**GIVEN PASSAGE**
● ● ● ● ●

[GRASS-user] r.watershed speed-up

Tue Jul 29 14:46:02 EDT 2008

Dear Chuck,

r.watershed is a much valued tool in GRASS, for me the best watershed 
analsis tool not only in GRASS, therefore I thought about a a way to 
keep the results identical too. I am also aware that the closer the 
results produced by changes in the algorithm are to the results produced 
by original algorithm, the higher the chances that it will be accepted 
by the community.

With regard to your suggestion, I would not adjust DEM values, because 
in larger regions the minimum possible increment is already there in the 
data, i.e. there are no gaps in the data distribution that can be filled 
with adjusted values. One theoretical way out would be to read in DEMs 
as FCELL or DCELL, but then there is the floating point comparison 
problem. (I tried against better knowledge, it doesn't work). Regarding 
the breadth first search, where do you see breadth first <when the DEM 
values are different>? You lost me there. I don't see differences in how 
points are searched between the two versions, but maybe I have not fully 
understood the original algorithm. As far as I have understood the 
original algorithm, the list of astar_pts following astar_pts.nxt is 
kept in ascending order using elevation. If there are already points 
with equal elevation, the new point is inserted after all other points 
with the same elevation (line 91 in original do_astar.c), so that the 
point inserted first (of several points with equal elevation) will be 
removed first (line 19 in original do_astar.c). This is still the case 
in the new algorithm (insertion: line 136, removal: lines 31 and 192)

● ● ● ● ●

**DATASET EXCERPTS**
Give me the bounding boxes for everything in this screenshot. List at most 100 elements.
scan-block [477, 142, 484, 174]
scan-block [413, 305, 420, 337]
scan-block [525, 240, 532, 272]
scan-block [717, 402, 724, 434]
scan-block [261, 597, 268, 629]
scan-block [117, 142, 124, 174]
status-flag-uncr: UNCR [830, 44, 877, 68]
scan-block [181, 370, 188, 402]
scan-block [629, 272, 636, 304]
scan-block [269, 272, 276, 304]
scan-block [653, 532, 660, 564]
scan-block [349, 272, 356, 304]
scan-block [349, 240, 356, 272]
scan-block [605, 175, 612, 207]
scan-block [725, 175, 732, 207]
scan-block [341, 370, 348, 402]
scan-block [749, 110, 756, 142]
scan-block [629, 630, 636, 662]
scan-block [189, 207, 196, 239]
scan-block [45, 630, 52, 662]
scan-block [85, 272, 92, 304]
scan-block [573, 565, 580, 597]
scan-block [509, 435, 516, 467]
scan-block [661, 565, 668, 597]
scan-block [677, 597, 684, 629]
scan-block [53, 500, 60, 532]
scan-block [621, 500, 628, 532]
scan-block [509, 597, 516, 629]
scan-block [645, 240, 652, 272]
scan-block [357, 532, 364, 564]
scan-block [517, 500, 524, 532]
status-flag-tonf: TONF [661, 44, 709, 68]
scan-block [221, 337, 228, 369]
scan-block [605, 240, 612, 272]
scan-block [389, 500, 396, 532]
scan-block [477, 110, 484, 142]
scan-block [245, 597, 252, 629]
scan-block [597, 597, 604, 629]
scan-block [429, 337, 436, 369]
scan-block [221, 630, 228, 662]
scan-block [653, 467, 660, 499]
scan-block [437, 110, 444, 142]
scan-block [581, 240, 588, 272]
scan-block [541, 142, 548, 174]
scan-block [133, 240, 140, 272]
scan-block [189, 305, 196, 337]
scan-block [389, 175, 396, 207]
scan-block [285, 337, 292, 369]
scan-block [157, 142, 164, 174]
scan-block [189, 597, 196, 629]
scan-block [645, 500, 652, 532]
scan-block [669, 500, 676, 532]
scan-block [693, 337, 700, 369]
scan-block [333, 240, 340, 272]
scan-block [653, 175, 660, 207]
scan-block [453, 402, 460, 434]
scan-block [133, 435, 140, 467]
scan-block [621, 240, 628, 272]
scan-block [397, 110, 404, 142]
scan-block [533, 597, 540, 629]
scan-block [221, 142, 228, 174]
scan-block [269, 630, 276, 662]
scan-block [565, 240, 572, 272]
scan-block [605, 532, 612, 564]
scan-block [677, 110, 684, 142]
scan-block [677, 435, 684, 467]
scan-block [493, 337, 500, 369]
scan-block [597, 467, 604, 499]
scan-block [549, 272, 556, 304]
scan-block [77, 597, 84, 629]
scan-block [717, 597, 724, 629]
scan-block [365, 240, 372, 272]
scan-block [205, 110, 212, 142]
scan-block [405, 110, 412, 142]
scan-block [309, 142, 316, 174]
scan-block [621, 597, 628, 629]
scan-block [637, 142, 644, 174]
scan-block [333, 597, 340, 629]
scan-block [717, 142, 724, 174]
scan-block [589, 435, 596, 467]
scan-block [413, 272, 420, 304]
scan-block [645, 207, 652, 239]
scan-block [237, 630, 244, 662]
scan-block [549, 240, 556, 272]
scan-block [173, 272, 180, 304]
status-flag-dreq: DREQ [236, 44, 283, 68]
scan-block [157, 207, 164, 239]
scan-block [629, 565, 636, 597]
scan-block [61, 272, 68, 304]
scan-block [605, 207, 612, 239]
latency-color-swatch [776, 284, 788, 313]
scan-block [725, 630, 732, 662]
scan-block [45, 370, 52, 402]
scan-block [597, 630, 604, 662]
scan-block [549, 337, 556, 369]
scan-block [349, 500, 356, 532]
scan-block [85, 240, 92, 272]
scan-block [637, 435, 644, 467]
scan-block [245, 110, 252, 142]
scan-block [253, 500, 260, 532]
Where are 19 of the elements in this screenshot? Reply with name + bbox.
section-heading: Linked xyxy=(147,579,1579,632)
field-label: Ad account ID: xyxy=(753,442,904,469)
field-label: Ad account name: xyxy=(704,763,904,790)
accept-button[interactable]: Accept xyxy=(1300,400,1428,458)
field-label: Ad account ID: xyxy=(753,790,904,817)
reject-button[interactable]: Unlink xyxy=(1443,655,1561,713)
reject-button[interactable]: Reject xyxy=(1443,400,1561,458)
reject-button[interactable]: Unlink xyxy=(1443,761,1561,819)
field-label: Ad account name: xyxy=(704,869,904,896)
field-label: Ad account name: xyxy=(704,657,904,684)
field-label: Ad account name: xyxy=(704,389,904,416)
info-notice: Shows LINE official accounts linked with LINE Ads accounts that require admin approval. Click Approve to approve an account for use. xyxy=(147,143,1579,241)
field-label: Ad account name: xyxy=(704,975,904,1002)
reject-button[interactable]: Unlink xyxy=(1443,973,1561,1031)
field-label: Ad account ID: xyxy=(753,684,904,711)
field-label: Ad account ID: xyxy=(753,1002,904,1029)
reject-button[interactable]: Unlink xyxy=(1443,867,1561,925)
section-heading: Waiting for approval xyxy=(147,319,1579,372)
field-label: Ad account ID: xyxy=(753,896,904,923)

● ● ● ● ●

**OBJECTIVE A**
Rewrite the paragraph of the r.watershed message beginning "With regard to your suggestion" as a brief list that keeps its main facts.
**OBJECTIVE B**
Answer these questions using the r.watershed message:
(i) Which tool does the writer call the best watershed analysis tool?
(ii) By what value is the list of astar_pts kept in ascending order?
(iii) At which line of the original do_astar.c is a new point inserted after all other points with the same elevation?
**OBJECTIVE C**
From the r.watershed message, write out the passage starting with "[GRASS-user] r.watershed speed-up" and going on through "by the community.".

**EXERCISE OUTPUT A**
- Adjusting DEM values is not recommended: in larger regions the minimum possible increment already occurs in the data, so there are no gaps in the data distribution to fill with adjusted values.
- Reading DEMs as FCELL or DCELL is a theoretical alternative, but it raises the floating point comparison problem; it was tried and does not work.
- The writer does not see where breadth first search occurs when DEM values differ, and sees no difference in how points are searched between the two versions, though the original algorithm may not have been fully understood.
- In the original algorithm, the list of astar_pts following astar_pts.nxt is kept in ascending order by elevation. A new point is inserted after all other points of the same elevation (line 91 of the original do_astar.c), so the first inserted of several equal-elevation points is removed first (line 19).
- The new algorithm keeps this behavior (insertion: line 136; removal: lines 31 and 192).

**EXERCISE OUTPUT B**
(i) r.watershed
(ii) Elevation
(iii) Line 91

**EXERCISE OUTPUT C**
[GRASS-user] r.watershed speed-up

Tue Jul 29 14:46:02 EDT 2008

Dear Chuck,

r.watershed is a much valued tool in GRASS, for me the best watershed 
analsis tool not only in GRASS, therefore I thought about a a way to 
keep the results identical too. I am also aware that the closer the 
results produced by changes in the algorithm are to the results produced 
by original algorithm, the higher the chances that it will be accepted 
by the community.